_EXERCISE REQUIREMENTS_:
Every line of the data that contains the string "的前n项和为Sₙ" must be copied.

[Saved entries]
------------------------------------------------------------

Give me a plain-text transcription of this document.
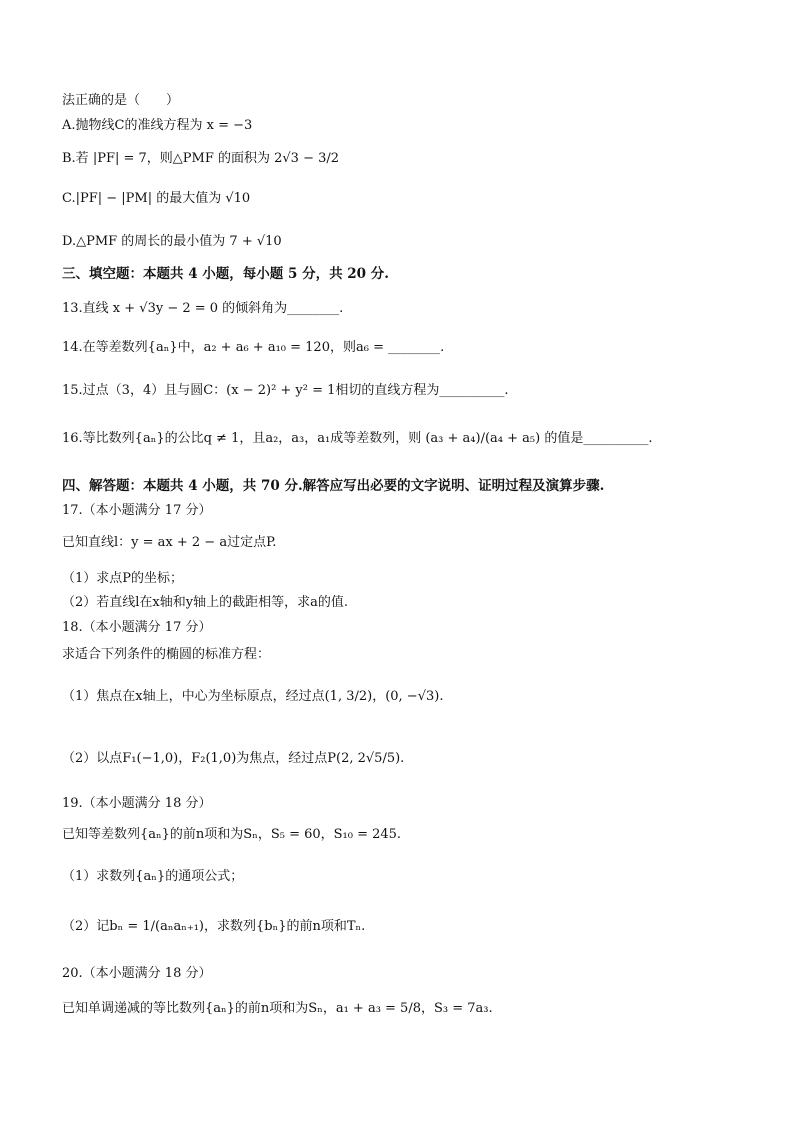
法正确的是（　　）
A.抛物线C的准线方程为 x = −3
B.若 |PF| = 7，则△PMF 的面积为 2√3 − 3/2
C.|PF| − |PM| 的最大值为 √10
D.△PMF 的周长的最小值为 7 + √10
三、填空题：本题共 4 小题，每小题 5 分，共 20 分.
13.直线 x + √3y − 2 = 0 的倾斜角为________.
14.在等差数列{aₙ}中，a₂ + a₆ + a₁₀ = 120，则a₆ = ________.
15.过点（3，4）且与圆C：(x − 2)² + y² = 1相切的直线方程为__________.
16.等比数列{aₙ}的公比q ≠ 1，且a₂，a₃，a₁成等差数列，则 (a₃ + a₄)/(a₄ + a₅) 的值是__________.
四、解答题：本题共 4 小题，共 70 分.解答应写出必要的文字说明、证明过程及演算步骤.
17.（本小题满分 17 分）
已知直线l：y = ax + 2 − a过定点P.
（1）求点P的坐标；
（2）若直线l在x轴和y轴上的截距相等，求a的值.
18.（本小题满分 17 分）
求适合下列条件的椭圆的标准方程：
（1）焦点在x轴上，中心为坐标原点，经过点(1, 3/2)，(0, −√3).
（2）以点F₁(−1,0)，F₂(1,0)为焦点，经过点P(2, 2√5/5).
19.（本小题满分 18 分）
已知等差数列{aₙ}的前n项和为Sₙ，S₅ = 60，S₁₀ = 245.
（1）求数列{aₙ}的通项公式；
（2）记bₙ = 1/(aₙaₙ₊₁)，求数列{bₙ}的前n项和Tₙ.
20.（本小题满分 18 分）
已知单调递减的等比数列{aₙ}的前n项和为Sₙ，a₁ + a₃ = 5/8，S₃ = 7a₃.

------------------------------------------------------------

_TASK ANSWER_:
已知等差数列{aₙ}的前n项和为Sₙ，S₅ = 60，S₁₀ = 245.
已知单调递减的等比数列{aₙ}的前n项和为Sₙ，a₁ + a₃ = 5/8，S₃ = 7a₃.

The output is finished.